__EXERCISE GOAL__
The word "bubble" marks the lines to copy; find all of them in the entries below.
::: INFORMATION :::
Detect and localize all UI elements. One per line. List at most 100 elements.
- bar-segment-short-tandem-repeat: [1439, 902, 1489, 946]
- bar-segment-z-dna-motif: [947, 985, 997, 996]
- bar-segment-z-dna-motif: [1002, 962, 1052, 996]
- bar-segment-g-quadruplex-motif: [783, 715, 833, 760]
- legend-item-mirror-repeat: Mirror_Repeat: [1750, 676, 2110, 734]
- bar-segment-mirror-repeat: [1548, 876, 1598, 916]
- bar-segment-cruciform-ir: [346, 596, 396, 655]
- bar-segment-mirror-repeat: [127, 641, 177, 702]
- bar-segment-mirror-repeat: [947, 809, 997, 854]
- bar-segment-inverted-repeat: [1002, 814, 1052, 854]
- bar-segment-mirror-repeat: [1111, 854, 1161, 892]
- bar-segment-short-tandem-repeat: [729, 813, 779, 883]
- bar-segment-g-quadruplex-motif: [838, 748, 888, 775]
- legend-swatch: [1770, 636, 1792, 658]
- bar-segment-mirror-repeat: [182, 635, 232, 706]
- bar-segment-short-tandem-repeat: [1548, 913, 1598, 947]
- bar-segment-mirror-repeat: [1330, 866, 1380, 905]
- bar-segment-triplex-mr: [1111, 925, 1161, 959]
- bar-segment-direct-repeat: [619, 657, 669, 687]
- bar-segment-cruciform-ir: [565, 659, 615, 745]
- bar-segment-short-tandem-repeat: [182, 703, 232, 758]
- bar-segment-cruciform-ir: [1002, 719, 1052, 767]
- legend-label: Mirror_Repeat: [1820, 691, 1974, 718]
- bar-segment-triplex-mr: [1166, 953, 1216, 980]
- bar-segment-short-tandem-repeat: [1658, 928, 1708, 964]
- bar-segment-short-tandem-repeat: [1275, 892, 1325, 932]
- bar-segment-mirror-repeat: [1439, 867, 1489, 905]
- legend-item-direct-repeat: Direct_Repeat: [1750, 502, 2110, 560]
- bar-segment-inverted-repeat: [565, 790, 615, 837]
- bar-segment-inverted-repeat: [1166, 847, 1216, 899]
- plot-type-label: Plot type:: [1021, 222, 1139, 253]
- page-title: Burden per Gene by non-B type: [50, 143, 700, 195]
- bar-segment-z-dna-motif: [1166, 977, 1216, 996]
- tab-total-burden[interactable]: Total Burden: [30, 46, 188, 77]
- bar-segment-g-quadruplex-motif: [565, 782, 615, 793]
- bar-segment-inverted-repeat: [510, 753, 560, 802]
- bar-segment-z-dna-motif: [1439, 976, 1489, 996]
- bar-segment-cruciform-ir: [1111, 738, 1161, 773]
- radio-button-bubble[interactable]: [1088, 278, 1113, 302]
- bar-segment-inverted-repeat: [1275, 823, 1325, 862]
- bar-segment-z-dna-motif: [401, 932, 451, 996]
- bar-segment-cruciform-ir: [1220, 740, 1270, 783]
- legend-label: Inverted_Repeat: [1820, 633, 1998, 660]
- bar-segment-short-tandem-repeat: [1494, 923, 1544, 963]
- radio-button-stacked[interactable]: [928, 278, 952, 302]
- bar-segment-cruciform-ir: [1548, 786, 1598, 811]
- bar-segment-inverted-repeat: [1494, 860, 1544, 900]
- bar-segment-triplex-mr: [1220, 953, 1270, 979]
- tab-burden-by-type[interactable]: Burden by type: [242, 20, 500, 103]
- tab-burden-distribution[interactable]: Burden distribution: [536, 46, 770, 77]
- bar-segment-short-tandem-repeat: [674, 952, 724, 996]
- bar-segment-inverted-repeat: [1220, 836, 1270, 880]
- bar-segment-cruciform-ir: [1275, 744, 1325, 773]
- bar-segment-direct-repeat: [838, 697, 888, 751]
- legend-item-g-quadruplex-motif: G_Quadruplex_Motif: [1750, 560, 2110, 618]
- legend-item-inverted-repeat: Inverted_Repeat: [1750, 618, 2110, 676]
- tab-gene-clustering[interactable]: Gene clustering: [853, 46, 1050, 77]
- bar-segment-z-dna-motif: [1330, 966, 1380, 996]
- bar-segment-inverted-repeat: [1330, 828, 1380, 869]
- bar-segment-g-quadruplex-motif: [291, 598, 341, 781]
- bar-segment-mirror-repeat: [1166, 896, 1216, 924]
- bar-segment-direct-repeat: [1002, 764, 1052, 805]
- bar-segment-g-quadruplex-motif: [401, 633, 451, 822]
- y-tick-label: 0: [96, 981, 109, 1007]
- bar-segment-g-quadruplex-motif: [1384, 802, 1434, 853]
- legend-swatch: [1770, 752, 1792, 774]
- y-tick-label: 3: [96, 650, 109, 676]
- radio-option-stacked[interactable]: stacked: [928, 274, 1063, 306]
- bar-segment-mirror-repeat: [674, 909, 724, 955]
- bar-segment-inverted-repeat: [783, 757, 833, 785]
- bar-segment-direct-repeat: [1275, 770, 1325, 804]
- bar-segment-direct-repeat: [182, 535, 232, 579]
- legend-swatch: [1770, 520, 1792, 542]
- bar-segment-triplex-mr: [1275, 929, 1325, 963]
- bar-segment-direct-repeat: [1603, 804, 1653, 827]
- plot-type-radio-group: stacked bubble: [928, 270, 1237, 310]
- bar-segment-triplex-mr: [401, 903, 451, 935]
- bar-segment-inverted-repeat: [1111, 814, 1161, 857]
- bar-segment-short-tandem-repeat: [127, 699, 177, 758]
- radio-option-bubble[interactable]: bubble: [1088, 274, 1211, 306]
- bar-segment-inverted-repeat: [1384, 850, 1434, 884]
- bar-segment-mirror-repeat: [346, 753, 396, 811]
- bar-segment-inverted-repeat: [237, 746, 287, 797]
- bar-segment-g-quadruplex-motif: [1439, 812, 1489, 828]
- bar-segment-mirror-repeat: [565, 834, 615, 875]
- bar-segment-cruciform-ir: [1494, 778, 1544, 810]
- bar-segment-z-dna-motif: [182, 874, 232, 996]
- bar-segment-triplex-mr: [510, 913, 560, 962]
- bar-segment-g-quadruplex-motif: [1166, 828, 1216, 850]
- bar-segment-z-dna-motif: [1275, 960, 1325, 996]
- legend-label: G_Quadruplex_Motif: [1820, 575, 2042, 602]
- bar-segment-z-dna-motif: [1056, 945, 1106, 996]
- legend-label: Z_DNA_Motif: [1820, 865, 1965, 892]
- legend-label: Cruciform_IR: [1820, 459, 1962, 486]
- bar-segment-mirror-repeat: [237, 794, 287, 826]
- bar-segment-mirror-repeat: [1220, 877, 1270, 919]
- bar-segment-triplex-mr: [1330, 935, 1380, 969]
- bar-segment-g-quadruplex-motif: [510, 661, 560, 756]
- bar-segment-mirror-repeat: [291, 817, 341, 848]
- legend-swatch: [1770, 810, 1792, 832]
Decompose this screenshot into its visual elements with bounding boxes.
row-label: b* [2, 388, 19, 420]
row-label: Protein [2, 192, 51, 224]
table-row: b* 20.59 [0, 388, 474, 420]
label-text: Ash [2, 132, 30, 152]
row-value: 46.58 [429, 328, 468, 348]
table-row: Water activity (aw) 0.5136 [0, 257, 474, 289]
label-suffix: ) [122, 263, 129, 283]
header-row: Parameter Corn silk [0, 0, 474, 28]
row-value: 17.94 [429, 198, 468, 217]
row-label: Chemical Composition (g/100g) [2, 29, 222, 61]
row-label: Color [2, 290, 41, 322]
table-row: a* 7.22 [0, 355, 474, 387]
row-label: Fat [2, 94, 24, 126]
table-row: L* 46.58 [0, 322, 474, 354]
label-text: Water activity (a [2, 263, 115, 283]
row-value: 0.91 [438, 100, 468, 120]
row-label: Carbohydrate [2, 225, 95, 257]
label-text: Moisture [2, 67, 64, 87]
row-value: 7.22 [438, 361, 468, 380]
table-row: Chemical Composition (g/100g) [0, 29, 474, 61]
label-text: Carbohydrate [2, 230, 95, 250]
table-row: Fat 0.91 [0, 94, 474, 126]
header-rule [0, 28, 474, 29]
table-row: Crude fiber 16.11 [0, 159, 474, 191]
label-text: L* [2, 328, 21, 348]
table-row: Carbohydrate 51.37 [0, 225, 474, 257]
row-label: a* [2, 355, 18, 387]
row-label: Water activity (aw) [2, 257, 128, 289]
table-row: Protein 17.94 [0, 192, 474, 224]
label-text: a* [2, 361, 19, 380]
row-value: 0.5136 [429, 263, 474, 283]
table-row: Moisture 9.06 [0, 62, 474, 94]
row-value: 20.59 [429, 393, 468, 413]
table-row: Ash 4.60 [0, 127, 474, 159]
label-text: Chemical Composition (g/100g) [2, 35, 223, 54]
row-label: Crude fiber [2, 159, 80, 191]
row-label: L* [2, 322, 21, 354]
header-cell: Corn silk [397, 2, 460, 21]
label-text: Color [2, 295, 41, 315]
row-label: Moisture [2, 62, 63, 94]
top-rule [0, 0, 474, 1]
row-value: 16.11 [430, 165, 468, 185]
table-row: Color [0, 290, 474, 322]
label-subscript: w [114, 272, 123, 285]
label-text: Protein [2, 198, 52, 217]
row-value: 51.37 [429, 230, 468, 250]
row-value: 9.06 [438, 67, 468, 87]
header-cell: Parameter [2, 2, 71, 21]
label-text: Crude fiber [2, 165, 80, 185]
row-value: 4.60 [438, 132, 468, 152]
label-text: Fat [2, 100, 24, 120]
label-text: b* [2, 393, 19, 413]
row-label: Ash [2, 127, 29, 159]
:::
__OUTPUT__
- radio-button-bubble[interactable]: [1088, 278, 1113, 302]
- plot-type-radio-group: stacked bubble: [928, 270, 1237, 310]
- radio-option-bubble[interactable]: bubble: [1088, 274, 1211, 306]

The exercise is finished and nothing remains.